Task instructions =>
Transcribe every entry below word for word, but skip the pictures.

[START Supplied data]

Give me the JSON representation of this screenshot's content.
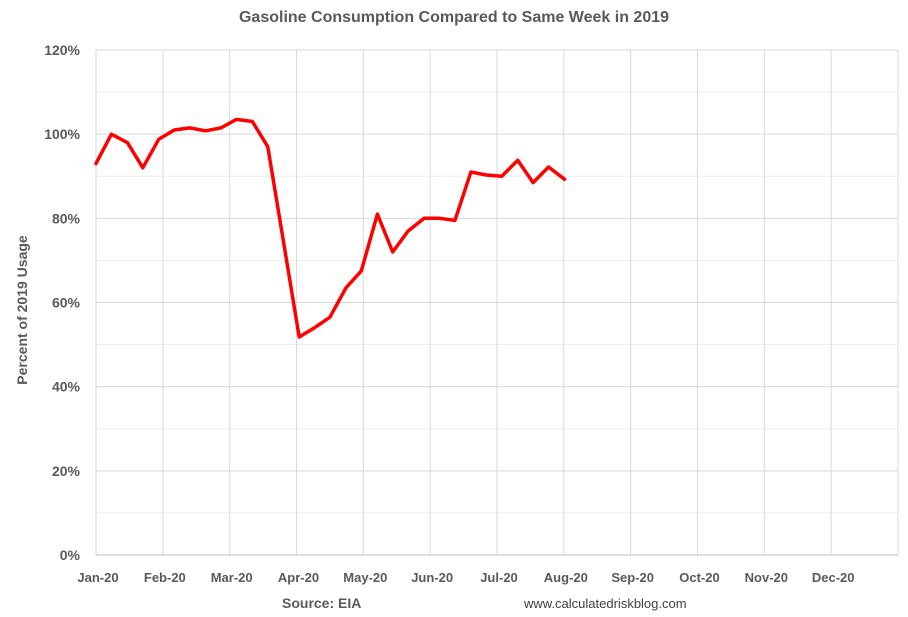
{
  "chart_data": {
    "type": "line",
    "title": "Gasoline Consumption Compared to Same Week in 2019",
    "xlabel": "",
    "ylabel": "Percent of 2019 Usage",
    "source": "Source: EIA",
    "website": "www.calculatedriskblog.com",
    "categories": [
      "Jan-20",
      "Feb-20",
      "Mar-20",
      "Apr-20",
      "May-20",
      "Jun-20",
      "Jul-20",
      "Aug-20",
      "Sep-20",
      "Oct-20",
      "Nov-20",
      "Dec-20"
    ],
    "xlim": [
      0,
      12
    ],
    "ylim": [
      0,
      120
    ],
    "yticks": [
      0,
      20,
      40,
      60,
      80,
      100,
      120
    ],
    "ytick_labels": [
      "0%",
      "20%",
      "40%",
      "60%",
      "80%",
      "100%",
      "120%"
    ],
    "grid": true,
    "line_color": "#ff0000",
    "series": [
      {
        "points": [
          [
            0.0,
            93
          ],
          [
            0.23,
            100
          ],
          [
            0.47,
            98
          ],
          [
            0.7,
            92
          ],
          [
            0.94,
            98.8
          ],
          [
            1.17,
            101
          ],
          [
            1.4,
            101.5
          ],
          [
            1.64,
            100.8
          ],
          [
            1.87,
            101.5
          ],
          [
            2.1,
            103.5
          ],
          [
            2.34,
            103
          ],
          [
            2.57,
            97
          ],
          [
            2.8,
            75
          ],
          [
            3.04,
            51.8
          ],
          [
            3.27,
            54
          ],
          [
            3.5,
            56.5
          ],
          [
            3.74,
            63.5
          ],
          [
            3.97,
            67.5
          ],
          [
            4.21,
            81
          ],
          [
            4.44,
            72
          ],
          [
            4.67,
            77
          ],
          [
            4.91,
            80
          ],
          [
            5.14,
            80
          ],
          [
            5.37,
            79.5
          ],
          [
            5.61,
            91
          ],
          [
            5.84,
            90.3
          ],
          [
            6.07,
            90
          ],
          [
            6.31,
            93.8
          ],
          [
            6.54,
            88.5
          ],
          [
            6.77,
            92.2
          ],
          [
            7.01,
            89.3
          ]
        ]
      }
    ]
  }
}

[END Supplied data]

Result of this task =>
Give me the JSON representation of this screenshot's content.
{
  "chart_data": {
    "type": "line",
    "title": "Gasoline Consumption Compared to Same Week in 2019",
    "xlabel": "",
    "ylabel": "Percent of 2019 Usage",
    "source": "Source: EIA",
    "website": "www.calculatedriskblog.com",
    "categories": [
      "Jan-20",
      "Feb-20",
      "Mar-20",
      "Apr-20",
      "May-20",
      "Jun-20",
      "Jul-20",
      "Aug-20",
      "Sep-20",
      "Oct-20",
      "Nov-20",
      "Dec-20"
    ],
    "xlim": [
      0,
      12
    ],
    "ylim": [
      0,
      120
    ],
    "yticks": [
      0,
      20,
      40,
      60,
      80,
      100,
      120
    ],
    "ytick_labels": [
      "0%",
      "20%",
      "40%",
      "60%",
      "80%",
      "100%",
      "120%"
    ],
    "grid": true,
    "line_color": "#ff0000",
    "series": [
      {
        "points": [
          [
            0.0,
            93
          ],
          [
            0.23,
            100
          ],
          [
            0.47,
            98
          ],
          [
            0.7,
            92
          ],
          [
            0.94,
            98.8
          ],
          [
            1.17,
            101
          ],
          [
            1.4,
            101.5
          ],
          [
            1.64,
            100.8
          ],
          [
            1.87,
            101.5
          ],
          [
            2.1,
            103.5
          ],
          [
            2.34,
            103
          ],
          [
            2.57,
            97
          ],
          [
            2.8,
            75
          ],
          [
            3.04,
            51.8
          ],
          [
            3.27,
            54
          ],
          [
            3.5,
            56.5
          ],
          [
            3.74,
            63.5
          ],
          [
            3.97,
            67.5
          ],
          [
            4.21,
            81
          ],
          [
            4.44,
            72
          ],
          [
            4.67,
            77
          ],
          [
            4.91,
            80
          ],
          [
            5.14,
            80
          ],
          [
            5.37,
            79.5
          ],
          [
            5.61,
            91
          ],
          [
            5.84,
            90.3
          ],
          [
            6.07,
            90
          ],
          [
            6.31,
            93.8
          ],
          [
            6.54,
            88.5
          ],
          [
            6.77,
            92.2
          ],
          [
            7.01,
            89.3
          ]
        ]
      }
    ]
  }
}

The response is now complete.